**Data excerpts:**
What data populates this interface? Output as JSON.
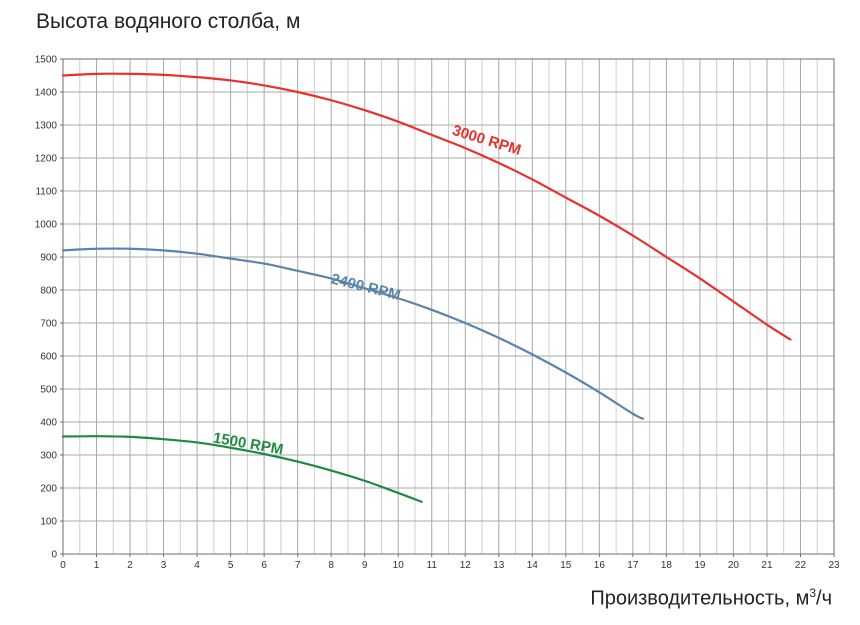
{
  "chart_data": {
    "type": "line",
    "ylabel": "Высота водяного столба, м",
    "xlabel_main": "Производительность, м",
    "xlabel_sup": "3",
    "xlabel_tail": "/ч",
    "xlim": [
      0,
      23
    ],
    "ylim": [
      0,
      1500
    ],
    "xticks": [
      0,
      1,
      2,
      3,
      4,
      5,
      6,
      7,
      8,
      9,
      10,
      11,
      12,
      13,
      14,
      15,
      16,
      17,
      18,
      19,
      20,
      21,
      22,
      23
    ],
    "yticks": [
      0,
      100,
      200,
      300,
      400,
      500,
      600,
      700,
      800,
      900,
      1000,
      1100,
      1200,
      1300,
      1400,
      1500
    ],
    "grid": true,
    "series": [
      {
        "name": "3000 RPM",
        "color": "#e8302f",
        "x": [
          0,
          1,
          2,
          3,
          4,
          5,
          6,
          7,
          8,
          9,
          10,
          11,
          12,
          13,
          14,
          15,
          16,
          17,
          18,
          19,
          20,
          21,
          21.7
        ],
        "y": [
          1450,
          1455,
          1455,
          1452,
          1445,
          1435,
          1420,
          1400,
          1375,
          1345,
          1310,
          1270,
          1230,
          1185,
          1135,
          1080,
          1025,
          965,
          900,
          835,
          765,
          695,
          650
        ]
      },
      {
        "name": "2400 RPM",
        "color": "#5a84ab",
        "x": [
          0,
          1,
          2,
          3,
          4,
          5,
          6,
          7,
          8,
          9,
          10,
          11,
          12,
          13,
          14,
          15,
          16,
          17,
          17.3
        ],
        "y": [
          920,
          925,
          925,
          920,
          910,
          895,
          880,
          858,
          835,
          805,
          775,
          740,
          700,
          655,
          605,
          550,
          490,
          425,
          410
        ]
      },
      {
        "name": "1500 RPM",
        "color": "#1f8b40",
        "x": [
          0,
          1,
          2,
          3,
          4,
          5,
          6,
          7,
          8,
          9,
          10,
          10.7
        ],
        "y": [
          356,
          357,
          355,
          348,
          338,
          322,
          303,
          280,
          253,
          222,
          185,
          158
        ]
      }
    ]
  }
}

**Set exercise:**
Leave out the pictures and transcribe the entries above exactly.

**Output of the exercise:**
What data populates this interface? Output as JSON.
{
  "chart_data": {
    "type": "line",
    "ylabel": "Высота водяного столба, м",
    "xlabel_main": "Производительность, м",
    "xlabel_sup": "3",
    "xlabel_tail": "/ч",
    "xlim": [
      0,
      23
    ],
    "ylim": [
      0,
      1500
    ],
    "xticks": [
      0,
      1,
      2,
      3,
      4,
      5,
      6,
      7,
      8,
      9,
      10,
      11,
      12,
      13,
      14,
      15,
      16,
      17,
      18,
      19,
      20,
      21,
      22,
      23
    ],
    "yticks": [
      0,
      100,
      200,
      300,
      400,
      500,
      600,
      700,
      800,
      900,
      1000,
      1100,
      1200,
      1300,
      1400,
      1500
    ],
    "grid": true,
    "series": [
      {
        "name": "3000 RPM",
        "color": "#e8302f",
        "x": [
          0,
          1,
          2,
          3,
          4,
          5,
          6,
          7,
          8,
          9,
          10,
          11,
          12,
          13,
          14,
          15,
          16,
          17,
          18,
          19,
          20,
          21,
          21.7
        ],
        "y": [
          1450,
          1455,
          1455,
          1452,
          1445,
          1435,
          1420,
          1400,
          1375,
          1345,
          1310,
          1270,
          1230,
          1185,
          1135,
          1080,
          1025,
          965,
          900,
          835,
          765,
          695,
          650
        ]
      },
      {
        "name": "2400 RPM",
        "color": "#5a84ab",
        "x": [
          0,
          1,
          2,
          3,
          4,
          5,
          6,
          7,
          8,
          9,
          10,
          11,
          12,
          13,
          14,
          15,
          16,
          17,
          17.3
        ],
        "y": [
          920,
          925,
          925,
          920,
          910,
          895,
          880,
          858,
          835,
          805,
          775,
          740,
          700,
          655,
          605,
          550,
          490,
          425,
          410
        ]
      },
      {
        "name": "1500 RPM",
        "color": "#1f8b40",
        "x": [
          0,
          1,
          2,
          3,
          4,
          5,
          6,
          7,
          8,
          9,
          10,
          10.7
        ],
        "y": [
          356,
          357,
          355,
          348,
          338,
          322,
          303,
          280,
          253,
          222,
          185,
          158
        ]
      }
    ]
  }
}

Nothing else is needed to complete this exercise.